▶ _Lista de actividades_:
(A) Según el texto extraído, ¿qué nombre tenía quien decidió llamarse Pancho Villa?
(B) Convierte en una lista breve el párrafo del texto extraído que empieza con "Y es aquí cuando se valida", sin perder sus datos principales.
::: Texto extraído :::
Pero quizá lo de mayor relevancia en
este relato se resuma en el pedimento que el nieto hace al general mientras le
ayuda con su baño. Dice Plutarco: ─No
quiero quedarme fuera del dolor, abuelo. (p. 26). Ya antes había dicho: ─Me hubiera gustado castrar a alguien, como
usted… (p. 23). Así, se configura la infancia de México como nación, y la de
otros países latinoamericanos que arriban al siglo XXI con el dolor y la
violencia como su herencia natural.
Y es aquí cuando se valida la figura de
Pancho Villa, el campesino que se convirtió en caudillo de la revolución. Otro alzado
contra la dictadura, contra el Gobierno, el hambre, la injusticia. Doroteo
Arango Aránbula quien decidió llamarse Pancho Villa pero que podría haber
elegido otro nombre: Naun Briones, el ecuatoriano; Guadalupe Salcedo o Dúmar
Aljure, los colombianos; o apodarse El
Tilcuate, igual que el revoltoso personaje de Rulfo; o pertenecer a la estirpe
condenada de militares tristes que se inicia con Aureliano Buendía. No, se
llamó Pancho Villa y hace un siglo viene ganando y perdiendo guerras en todos
los países latinoamericanos.
::: Datos de entrada :::
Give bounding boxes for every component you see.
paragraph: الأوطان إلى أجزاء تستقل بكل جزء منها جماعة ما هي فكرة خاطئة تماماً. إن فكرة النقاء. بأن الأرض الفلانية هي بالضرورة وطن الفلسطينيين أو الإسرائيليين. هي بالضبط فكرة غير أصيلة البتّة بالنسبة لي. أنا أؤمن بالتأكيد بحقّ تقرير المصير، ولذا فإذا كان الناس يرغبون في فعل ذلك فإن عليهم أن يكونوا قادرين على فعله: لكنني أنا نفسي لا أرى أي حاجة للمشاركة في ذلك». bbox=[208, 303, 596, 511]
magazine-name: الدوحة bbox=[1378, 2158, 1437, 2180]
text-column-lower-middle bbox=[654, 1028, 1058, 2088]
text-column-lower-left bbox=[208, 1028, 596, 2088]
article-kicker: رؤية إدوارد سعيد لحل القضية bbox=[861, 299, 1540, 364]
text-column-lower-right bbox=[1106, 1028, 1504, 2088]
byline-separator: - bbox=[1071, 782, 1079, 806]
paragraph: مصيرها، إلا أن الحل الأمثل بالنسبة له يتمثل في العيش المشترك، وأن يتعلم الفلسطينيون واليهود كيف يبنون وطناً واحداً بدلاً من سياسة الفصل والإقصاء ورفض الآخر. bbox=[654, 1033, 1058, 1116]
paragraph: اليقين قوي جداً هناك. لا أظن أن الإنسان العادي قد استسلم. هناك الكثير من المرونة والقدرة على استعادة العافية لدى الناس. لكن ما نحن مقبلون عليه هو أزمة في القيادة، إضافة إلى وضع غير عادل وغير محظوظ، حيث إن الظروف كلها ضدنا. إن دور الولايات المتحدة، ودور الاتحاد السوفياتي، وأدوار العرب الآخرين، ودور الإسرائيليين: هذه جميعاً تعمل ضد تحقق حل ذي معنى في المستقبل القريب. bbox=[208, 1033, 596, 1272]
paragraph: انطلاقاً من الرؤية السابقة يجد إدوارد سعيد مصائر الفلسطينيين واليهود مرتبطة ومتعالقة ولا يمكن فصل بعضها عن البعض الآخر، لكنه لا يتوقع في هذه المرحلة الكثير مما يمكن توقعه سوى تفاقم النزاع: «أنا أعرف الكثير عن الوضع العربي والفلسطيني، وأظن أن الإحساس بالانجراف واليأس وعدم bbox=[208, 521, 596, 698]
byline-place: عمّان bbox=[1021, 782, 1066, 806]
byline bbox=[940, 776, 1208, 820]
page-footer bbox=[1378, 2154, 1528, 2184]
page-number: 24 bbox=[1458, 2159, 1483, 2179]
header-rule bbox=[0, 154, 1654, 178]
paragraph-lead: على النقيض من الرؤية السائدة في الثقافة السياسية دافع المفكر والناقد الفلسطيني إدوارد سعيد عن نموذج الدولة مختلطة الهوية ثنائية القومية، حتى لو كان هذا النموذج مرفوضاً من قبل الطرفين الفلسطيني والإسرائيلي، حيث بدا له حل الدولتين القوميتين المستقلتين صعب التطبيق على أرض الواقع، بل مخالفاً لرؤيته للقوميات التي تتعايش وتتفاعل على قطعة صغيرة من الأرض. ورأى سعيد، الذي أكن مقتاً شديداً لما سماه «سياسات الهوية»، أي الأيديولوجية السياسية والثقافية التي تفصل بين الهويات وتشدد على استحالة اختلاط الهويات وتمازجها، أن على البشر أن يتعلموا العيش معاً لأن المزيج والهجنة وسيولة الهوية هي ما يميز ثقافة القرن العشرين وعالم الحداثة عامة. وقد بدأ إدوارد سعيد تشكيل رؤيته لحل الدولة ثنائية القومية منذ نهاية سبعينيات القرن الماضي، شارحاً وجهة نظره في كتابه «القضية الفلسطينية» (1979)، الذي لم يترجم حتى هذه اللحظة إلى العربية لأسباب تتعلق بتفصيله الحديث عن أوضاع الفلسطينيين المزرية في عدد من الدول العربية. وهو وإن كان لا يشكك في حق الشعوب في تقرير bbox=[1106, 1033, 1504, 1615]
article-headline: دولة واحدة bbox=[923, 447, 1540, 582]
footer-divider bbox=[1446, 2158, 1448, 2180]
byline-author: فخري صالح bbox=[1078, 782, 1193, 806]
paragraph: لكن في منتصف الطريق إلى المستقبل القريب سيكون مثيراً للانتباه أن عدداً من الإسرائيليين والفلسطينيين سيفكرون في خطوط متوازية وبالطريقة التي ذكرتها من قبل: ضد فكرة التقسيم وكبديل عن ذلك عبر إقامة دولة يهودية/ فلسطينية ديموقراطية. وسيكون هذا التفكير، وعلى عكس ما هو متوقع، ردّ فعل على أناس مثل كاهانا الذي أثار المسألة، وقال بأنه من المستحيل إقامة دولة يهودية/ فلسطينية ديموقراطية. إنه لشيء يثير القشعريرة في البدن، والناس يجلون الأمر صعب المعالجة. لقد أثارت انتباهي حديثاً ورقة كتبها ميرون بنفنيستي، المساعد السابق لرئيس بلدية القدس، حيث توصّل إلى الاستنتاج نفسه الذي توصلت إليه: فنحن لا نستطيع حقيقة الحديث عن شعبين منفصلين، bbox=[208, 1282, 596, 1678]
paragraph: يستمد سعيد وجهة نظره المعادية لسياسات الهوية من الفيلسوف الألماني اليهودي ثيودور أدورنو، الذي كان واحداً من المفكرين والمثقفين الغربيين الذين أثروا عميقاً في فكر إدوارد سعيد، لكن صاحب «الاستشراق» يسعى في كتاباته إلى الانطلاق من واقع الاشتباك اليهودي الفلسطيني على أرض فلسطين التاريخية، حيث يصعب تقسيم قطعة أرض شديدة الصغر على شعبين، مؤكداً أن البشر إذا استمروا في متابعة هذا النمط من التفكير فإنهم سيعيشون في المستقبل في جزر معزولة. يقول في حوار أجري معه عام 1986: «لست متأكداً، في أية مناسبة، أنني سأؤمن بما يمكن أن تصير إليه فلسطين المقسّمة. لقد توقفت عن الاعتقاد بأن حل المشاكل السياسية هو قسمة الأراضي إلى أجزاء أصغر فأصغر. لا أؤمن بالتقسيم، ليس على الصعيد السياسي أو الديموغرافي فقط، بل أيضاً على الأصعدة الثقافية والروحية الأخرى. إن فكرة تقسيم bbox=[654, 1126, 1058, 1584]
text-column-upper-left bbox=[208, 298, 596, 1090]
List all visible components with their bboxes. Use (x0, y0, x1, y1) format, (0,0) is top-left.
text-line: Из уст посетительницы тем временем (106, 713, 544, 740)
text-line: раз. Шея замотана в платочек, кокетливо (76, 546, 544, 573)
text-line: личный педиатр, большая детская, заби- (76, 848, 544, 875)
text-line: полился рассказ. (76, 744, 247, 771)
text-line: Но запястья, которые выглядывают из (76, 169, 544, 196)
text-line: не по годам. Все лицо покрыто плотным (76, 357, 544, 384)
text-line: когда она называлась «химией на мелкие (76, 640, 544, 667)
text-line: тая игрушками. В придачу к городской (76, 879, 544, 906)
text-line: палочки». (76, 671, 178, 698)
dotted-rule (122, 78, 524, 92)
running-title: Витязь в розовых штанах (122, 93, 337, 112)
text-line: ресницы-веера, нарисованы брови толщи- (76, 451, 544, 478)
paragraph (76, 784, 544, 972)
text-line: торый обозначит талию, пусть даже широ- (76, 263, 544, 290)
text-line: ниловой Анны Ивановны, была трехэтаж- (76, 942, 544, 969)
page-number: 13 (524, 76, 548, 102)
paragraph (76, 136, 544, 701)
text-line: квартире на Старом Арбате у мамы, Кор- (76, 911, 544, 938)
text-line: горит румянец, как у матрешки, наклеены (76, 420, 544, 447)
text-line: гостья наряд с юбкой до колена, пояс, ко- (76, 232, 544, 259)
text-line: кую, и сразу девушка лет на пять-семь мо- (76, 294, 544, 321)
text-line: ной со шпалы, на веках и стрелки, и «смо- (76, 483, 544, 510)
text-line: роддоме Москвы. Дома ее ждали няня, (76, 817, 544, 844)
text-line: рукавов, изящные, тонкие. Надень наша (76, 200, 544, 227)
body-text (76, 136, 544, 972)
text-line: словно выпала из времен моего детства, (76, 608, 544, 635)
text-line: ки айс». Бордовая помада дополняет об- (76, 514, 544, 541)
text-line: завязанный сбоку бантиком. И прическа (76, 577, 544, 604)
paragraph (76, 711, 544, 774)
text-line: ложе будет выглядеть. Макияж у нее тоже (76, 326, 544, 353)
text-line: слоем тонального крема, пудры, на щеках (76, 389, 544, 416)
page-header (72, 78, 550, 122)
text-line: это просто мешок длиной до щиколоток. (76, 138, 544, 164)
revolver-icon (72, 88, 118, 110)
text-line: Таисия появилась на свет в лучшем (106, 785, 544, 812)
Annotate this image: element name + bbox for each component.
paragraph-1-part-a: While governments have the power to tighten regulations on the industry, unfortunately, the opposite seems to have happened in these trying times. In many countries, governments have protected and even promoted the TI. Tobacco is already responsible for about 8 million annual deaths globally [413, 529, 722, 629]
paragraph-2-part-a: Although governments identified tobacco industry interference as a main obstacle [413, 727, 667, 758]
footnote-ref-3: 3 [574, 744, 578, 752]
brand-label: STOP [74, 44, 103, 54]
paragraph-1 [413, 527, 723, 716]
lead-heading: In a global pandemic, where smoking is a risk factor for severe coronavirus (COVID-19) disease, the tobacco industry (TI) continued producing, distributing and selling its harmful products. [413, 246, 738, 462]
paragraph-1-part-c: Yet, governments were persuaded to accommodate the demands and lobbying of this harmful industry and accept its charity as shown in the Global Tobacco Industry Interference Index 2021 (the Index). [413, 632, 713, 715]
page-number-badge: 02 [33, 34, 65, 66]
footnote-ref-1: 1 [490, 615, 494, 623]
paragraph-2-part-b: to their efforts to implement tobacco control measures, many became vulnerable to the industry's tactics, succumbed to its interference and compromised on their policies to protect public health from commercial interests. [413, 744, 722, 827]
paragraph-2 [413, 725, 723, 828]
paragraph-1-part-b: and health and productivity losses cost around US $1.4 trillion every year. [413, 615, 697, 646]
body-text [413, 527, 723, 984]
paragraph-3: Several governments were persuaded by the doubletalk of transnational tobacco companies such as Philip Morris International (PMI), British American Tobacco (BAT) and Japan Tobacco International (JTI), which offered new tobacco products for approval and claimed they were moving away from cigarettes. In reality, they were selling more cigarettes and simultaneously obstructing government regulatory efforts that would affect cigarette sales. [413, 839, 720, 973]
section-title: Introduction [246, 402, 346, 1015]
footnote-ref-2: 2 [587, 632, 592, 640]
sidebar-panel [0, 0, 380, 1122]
:::
▶ _Respuestas numeradas_:
(A) Doroteo Arango Aránbula.

(B)
- En este punto se valida la figura de Pancho Villa, el campesino que se convirtió en caudillo de la revolución.
- Fue otro alzado contra la dictadura, el Gobierno, el hambre y la injusticia.
- Doroteo Arango Aránbula decidió llamarse Pancho Villa.
- Pudo haber elegido otro nombre: Naun Briones, el ecuatoriano, o Guadalupe Salcedo o Dúmar Aljure, los colombianos. También pudo apodarse El Tilcuate, como el personaje de Rulfo, o pertenecer a la estirpe de militares tristes que inicia Aureliano Buendía.
- Se llamó Pancho Villa, y desde hace un siglo gana y pierde guerras en todos los países latinoamericanos.